Select all lines holding the word "программы" from the entries that follow.

— BEGIN Material for this exercise —

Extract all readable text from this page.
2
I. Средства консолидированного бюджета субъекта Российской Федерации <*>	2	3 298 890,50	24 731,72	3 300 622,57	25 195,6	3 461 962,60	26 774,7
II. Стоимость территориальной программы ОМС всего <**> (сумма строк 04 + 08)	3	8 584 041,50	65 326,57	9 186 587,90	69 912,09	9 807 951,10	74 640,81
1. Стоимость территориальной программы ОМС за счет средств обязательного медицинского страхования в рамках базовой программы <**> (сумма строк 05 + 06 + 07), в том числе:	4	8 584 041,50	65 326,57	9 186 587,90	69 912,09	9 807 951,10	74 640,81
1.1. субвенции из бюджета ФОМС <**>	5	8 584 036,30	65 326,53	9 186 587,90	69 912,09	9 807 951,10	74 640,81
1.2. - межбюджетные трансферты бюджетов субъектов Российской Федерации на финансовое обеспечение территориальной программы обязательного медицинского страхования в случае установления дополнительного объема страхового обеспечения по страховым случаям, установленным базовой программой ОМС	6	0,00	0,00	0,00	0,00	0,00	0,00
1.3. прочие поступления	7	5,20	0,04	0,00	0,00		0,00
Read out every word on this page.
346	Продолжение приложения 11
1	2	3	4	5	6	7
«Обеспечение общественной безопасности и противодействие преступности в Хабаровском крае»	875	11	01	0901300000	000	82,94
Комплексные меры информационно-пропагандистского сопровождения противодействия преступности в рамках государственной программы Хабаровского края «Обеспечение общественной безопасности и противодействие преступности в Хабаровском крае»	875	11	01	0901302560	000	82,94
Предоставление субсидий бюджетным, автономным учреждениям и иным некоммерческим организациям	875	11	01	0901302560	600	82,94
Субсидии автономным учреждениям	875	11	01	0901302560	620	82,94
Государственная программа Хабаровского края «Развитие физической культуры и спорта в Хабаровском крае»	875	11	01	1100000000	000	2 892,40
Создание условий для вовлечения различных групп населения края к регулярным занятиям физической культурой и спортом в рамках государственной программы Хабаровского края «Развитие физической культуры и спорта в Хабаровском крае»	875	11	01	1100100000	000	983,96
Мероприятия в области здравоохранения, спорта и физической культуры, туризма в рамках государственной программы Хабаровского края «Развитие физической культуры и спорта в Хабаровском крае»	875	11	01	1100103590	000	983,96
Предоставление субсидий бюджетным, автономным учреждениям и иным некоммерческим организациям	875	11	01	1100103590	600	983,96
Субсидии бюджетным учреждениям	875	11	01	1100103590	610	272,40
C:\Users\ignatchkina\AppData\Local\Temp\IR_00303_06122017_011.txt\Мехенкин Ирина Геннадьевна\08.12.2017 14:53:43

— END Material for this exercise —
— BEGIN Material for this exercise —

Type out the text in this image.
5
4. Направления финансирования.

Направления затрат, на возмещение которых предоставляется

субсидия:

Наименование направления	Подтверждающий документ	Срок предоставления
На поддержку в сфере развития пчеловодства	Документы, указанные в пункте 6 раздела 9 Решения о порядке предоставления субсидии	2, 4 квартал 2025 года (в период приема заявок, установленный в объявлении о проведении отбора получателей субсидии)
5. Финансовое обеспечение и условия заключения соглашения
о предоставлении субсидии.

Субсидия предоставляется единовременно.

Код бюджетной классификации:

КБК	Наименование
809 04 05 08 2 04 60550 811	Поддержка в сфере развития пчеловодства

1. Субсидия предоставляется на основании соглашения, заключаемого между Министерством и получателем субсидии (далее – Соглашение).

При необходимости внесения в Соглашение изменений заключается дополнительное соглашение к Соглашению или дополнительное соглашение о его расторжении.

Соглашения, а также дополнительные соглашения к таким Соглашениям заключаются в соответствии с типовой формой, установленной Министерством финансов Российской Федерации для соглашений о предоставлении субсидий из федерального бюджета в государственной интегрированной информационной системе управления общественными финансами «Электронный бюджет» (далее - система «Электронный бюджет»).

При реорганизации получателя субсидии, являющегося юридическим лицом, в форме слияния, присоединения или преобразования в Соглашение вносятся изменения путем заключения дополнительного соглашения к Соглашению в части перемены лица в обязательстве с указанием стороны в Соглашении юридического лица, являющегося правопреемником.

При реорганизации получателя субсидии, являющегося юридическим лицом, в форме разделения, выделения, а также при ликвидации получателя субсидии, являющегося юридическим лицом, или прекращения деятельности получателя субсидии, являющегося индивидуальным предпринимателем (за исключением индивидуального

— END Material for this exercise —

Response to this exercise —
II. Стоимость территориальной программы ОМС всего <**> (сумма строк 04 + 08)	3	8 584 041,50	65 326,57	9 186 587,90	69 912,09	9 807 951,10	74 640,81
1. Стоимость территориальной программы ОМС за счет средств обязательного медицинского страхования в рамках базовой программы <**> (сумма строк 05 + 06 + 07), в том числе:	4	8 584 041,50	65 326,57	9 186 587,90	69 912,09	9 807 951,10	74 640,81
1.2. - межбюджетные трансферты бюджетов субъектов Российской Федерации на финансовое обеспечение территориальной программы обязательного медицинского страхования в случае установления дополнительного объема страхового обеспечения по страховым случаям, установленным базовой программой ОМС	6	0,00	0,00	0,00	0,00	0,00	0,00
Комплексные меры информационно-пропагандистского сопровождения противодействия преступности в рамках государственной программы Хабаровского края «Обеспечение общественной безопасности и противодействие преступности в Хабаровском крае»	875	11	01	0901302560	000	82,94
Создание условий для вовлечения различных групп населения края к регулярным занятиям физической культурой и спортом в рамках государственной программы Хабаровского края «Развитие физической культуры и спорта в Хабаровском крае»	875	11	01	1100100000	000	983,96
Мероприятия в области здравоохранения, спорта и физической культуры, туризма в рамках государственной программы Хабаровского края «Развитие физической культуры и спорта в Хабаровском крае»	875	11	01	1100103590	000	983,96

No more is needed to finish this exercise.